━━ Source material ━━

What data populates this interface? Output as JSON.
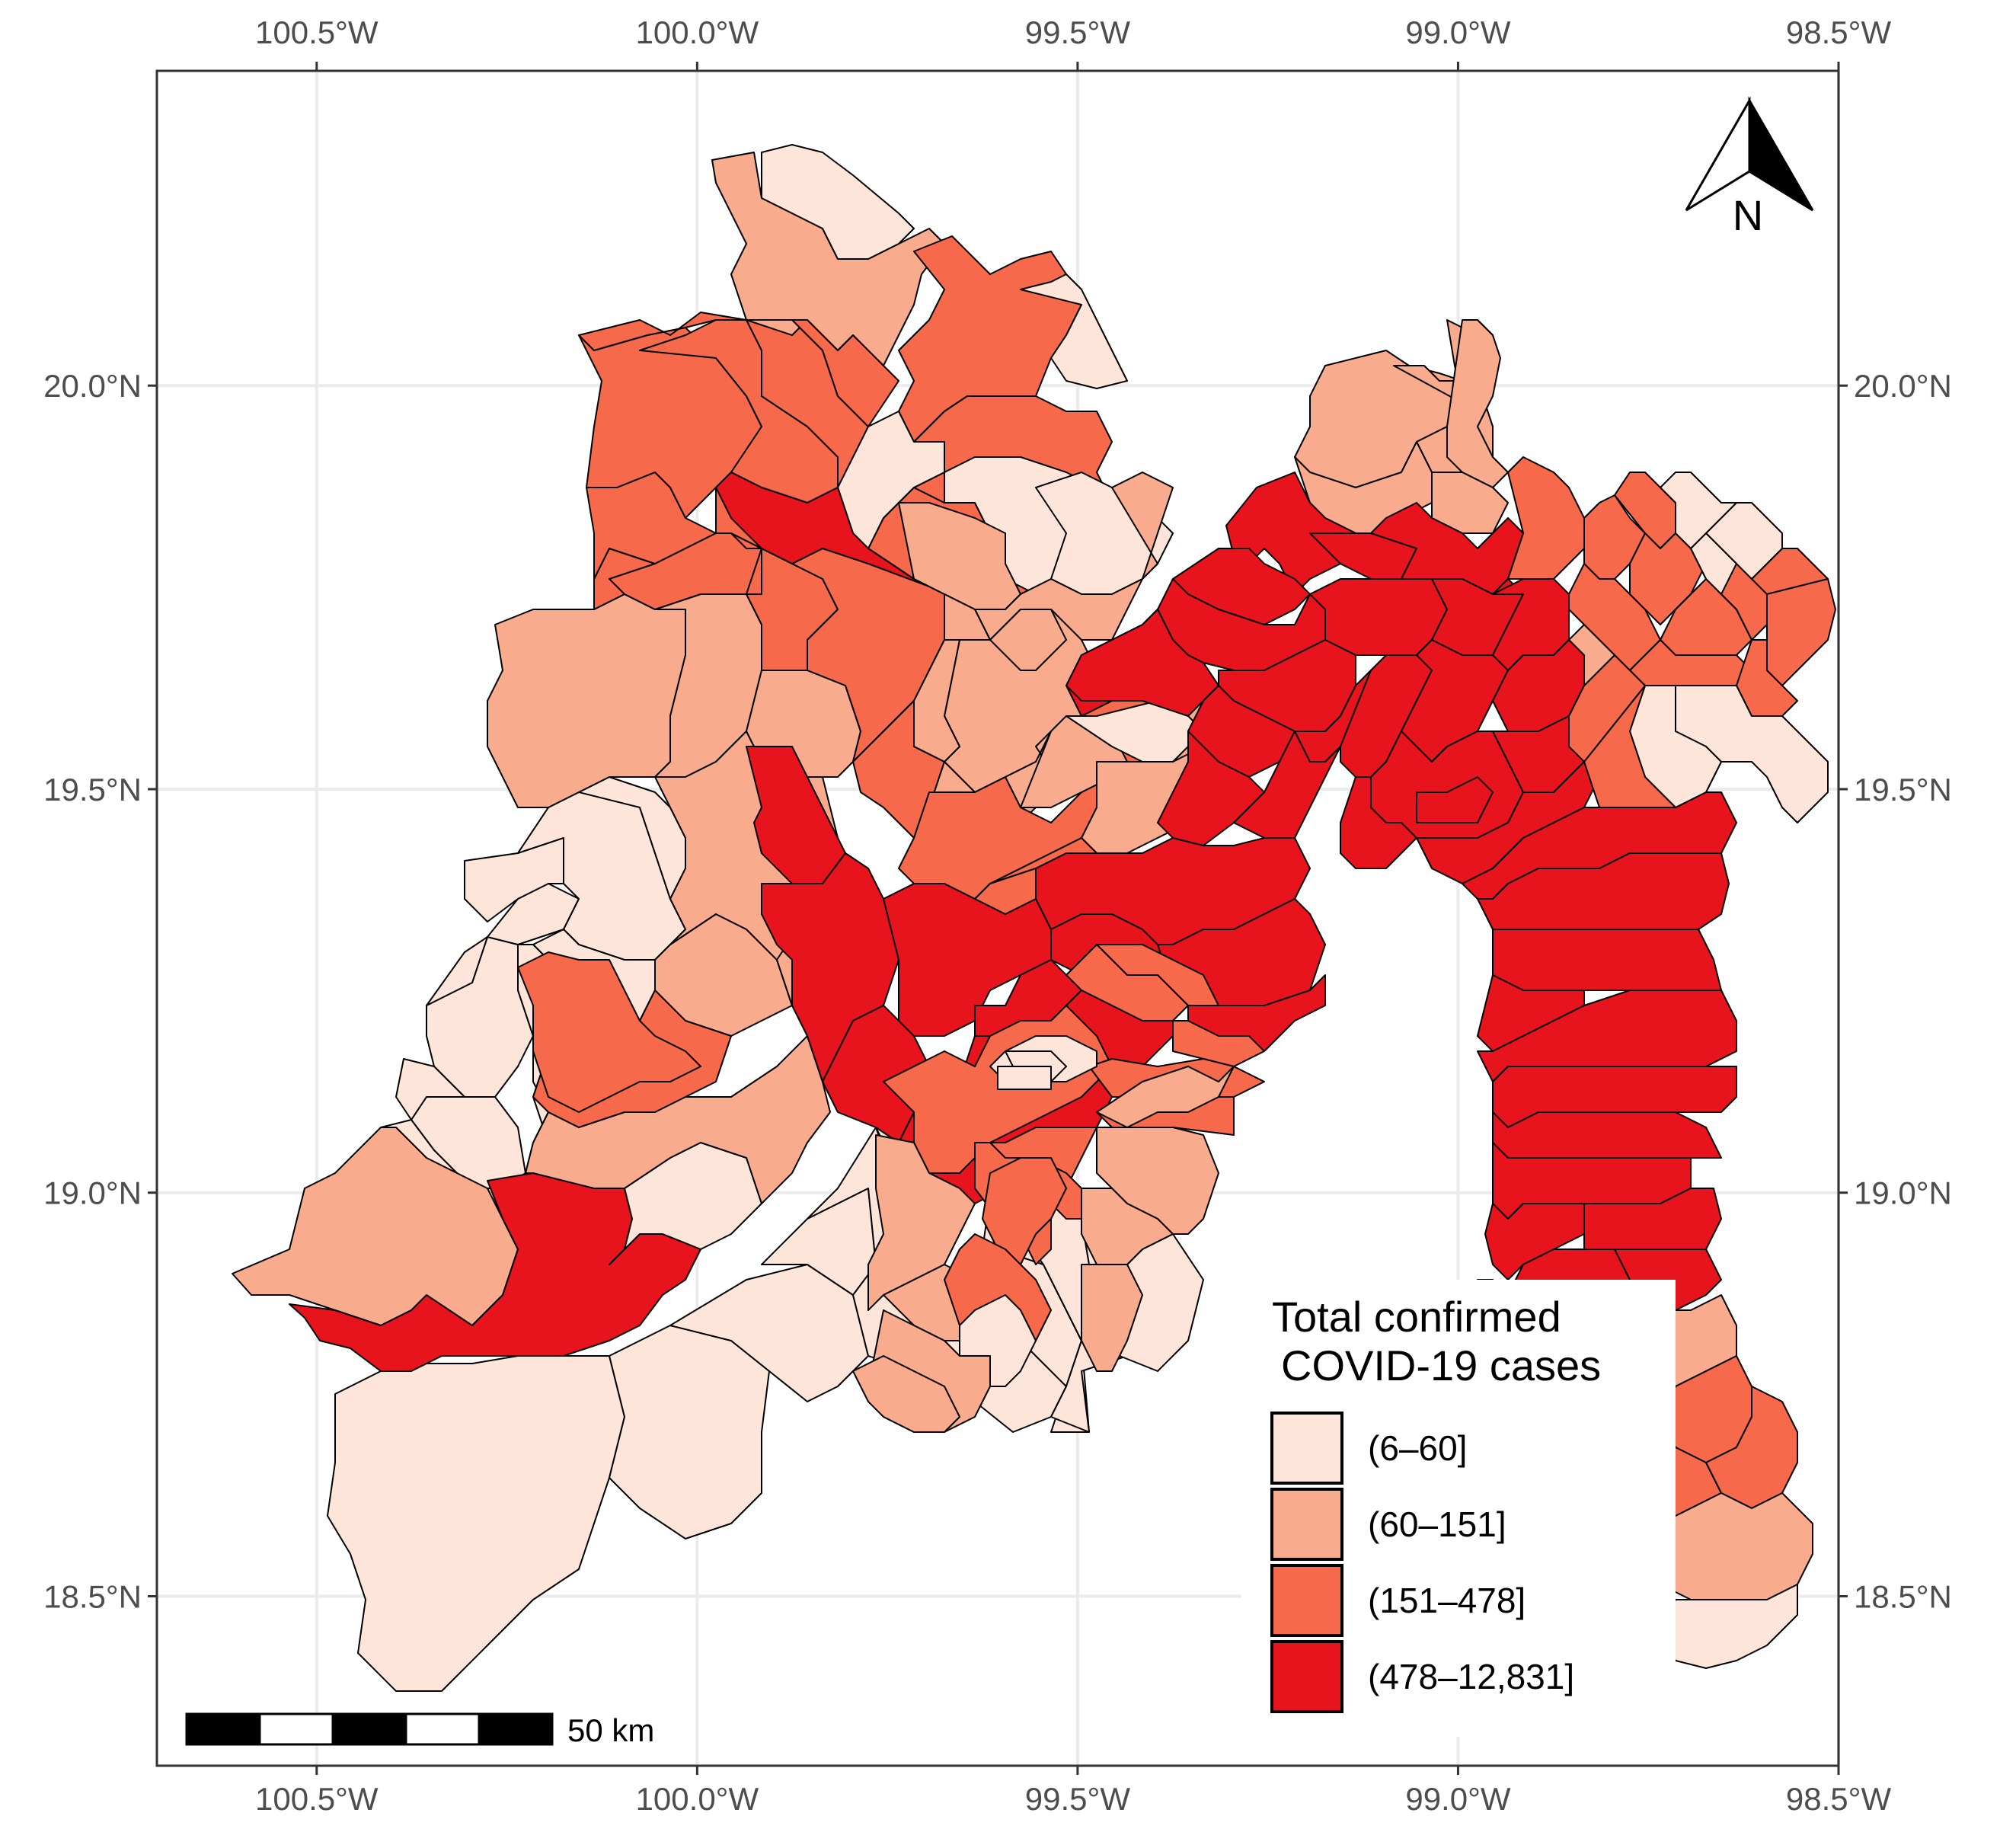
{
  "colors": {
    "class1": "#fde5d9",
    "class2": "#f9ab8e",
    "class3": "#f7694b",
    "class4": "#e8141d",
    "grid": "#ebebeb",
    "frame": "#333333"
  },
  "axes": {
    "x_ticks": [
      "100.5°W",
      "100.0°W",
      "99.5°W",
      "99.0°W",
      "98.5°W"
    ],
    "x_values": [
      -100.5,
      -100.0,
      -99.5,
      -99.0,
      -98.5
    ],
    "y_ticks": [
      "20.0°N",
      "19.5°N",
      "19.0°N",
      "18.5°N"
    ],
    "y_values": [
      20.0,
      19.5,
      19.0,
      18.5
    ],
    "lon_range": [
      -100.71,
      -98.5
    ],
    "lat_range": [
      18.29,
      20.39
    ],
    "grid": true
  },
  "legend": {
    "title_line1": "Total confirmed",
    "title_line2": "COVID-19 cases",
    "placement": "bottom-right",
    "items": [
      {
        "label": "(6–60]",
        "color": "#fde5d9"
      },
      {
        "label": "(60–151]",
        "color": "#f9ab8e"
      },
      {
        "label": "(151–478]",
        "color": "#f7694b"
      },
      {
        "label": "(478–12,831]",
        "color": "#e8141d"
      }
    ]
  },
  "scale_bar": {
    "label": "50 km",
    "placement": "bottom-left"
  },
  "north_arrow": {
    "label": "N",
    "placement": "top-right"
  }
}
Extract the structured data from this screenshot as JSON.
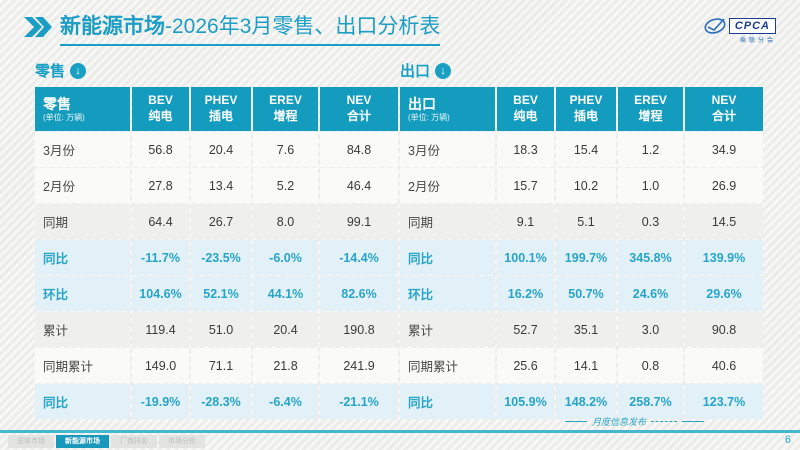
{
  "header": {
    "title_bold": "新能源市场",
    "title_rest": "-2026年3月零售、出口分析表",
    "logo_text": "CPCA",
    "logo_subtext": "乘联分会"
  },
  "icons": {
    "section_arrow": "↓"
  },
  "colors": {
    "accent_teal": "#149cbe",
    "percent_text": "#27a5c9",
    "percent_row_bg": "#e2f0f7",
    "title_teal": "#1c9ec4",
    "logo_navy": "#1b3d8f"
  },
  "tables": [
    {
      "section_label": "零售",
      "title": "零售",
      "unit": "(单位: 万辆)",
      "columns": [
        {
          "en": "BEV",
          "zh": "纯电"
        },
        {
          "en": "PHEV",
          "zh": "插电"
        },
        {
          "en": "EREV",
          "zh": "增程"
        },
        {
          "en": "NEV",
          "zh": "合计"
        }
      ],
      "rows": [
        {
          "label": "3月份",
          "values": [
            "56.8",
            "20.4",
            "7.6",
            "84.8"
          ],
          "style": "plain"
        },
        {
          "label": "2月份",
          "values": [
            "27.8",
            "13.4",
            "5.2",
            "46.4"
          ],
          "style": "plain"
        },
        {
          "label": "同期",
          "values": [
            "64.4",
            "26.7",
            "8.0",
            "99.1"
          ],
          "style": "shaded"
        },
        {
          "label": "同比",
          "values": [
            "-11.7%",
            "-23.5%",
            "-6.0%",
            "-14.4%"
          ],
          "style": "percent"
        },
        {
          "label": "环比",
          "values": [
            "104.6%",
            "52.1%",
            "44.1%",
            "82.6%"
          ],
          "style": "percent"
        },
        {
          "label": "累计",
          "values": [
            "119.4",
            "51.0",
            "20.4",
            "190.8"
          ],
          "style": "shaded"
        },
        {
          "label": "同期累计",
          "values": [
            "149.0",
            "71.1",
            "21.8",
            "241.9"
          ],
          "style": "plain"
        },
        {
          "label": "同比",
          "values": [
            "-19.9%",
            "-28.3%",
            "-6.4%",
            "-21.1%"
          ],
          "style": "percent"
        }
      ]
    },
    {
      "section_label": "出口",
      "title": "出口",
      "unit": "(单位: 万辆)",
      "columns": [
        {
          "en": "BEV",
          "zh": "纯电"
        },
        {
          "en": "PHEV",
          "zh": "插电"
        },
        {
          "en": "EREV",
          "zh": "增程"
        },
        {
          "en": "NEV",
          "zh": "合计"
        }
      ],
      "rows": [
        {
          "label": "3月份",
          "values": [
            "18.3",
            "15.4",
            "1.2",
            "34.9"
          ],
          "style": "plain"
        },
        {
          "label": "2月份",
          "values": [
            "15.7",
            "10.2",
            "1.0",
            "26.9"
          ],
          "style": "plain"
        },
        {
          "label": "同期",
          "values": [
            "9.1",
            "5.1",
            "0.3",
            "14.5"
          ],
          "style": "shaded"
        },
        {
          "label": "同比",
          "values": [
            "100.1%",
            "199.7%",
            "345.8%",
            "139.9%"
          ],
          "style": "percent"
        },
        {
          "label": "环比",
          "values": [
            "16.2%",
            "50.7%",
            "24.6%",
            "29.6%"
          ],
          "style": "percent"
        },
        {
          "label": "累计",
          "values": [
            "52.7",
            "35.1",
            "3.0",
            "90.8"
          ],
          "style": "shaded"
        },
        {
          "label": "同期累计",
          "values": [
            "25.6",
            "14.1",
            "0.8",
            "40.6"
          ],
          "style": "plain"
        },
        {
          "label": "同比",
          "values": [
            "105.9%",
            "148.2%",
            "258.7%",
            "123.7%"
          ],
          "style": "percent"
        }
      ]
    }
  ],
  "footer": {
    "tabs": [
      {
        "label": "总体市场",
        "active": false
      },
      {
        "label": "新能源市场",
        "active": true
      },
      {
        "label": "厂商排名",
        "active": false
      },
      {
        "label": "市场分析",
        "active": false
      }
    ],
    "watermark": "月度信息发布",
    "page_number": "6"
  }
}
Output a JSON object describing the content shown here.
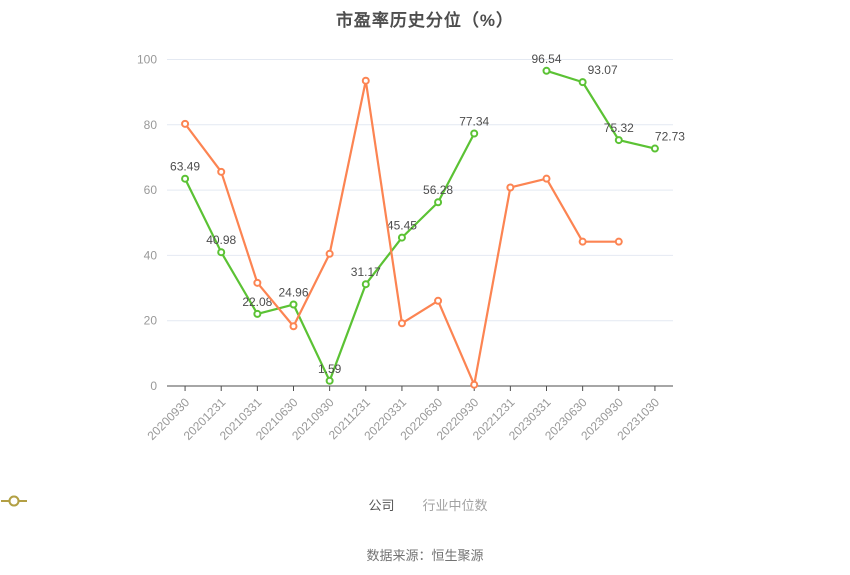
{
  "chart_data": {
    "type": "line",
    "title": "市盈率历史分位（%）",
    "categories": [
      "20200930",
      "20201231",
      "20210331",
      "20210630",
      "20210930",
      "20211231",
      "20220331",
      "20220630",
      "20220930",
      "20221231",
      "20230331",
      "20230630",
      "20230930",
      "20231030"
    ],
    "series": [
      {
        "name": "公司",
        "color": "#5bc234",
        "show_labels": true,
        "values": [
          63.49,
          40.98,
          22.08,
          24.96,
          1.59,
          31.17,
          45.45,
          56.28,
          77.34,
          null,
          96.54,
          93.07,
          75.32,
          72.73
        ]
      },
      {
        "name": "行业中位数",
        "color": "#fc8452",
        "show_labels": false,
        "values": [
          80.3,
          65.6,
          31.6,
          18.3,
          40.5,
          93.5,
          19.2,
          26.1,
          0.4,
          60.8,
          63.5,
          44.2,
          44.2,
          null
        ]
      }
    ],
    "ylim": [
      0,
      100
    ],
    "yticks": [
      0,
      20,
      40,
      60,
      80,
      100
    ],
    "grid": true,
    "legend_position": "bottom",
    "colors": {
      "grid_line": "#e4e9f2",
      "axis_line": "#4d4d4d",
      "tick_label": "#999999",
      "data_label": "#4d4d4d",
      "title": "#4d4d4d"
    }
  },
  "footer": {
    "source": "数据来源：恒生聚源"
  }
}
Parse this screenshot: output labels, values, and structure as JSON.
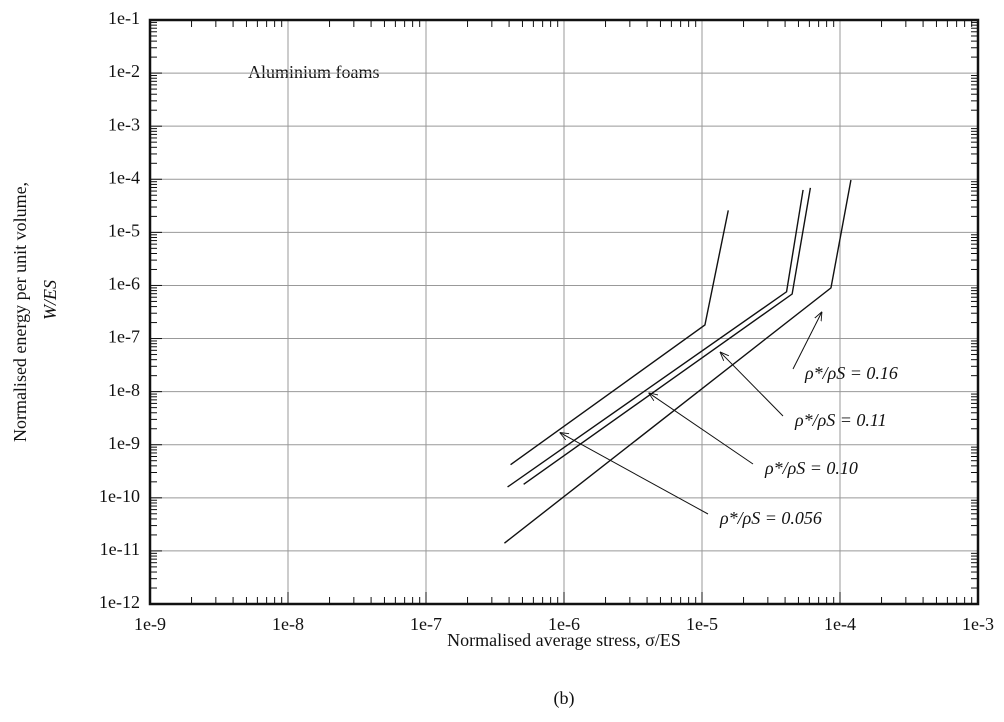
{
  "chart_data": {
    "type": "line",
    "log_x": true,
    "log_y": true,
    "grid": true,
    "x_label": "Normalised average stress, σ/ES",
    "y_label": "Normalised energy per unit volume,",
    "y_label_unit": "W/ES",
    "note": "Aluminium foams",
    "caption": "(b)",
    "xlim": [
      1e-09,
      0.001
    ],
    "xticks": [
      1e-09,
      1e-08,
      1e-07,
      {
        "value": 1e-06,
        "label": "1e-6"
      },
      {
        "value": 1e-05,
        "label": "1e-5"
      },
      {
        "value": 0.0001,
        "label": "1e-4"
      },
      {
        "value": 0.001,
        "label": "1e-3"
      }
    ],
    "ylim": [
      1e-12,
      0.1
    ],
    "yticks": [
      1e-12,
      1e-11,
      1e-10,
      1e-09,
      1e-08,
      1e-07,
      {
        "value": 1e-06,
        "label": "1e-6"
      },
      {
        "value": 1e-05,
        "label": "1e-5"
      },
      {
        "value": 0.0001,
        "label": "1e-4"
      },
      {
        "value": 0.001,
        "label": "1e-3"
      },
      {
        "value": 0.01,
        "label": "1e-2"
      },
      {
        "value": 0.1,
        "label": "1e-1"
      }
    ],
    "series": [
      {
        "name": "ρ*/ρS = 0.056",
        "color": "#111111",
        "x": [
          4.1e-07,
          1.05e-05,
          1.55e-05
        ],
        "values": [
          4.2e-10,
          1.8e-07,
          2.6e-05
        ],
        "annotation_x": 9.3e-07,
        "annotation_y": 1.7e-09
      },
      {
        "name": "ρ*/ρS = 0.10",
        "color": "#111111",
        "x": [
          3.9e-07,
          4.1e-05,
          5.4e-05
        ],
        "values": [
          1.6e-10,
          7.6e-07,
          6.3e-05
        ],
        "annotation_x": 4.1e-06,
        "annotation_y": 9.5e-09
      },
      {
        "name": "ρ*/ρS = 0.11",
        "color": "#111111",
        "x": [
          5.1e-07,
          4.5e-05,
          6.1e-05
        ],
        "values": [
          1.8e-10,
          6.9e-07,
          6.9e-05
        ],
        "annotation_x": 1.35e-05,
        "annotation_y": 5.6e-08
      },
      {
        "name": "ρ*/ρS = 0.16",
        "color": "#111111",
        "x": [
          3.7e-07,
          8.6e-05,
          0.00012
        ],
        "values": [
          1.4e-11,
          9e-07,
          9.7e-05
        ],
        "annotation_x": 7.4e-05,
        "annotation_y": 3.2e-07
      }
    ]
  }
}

━━━

→ What to do: Every line above that contains the word "Normalised" should be reported.

→ The solution:
    "x_label": "Normalised average stress, σ/ES",
    "y_label": "Normalised energy per unit volume,",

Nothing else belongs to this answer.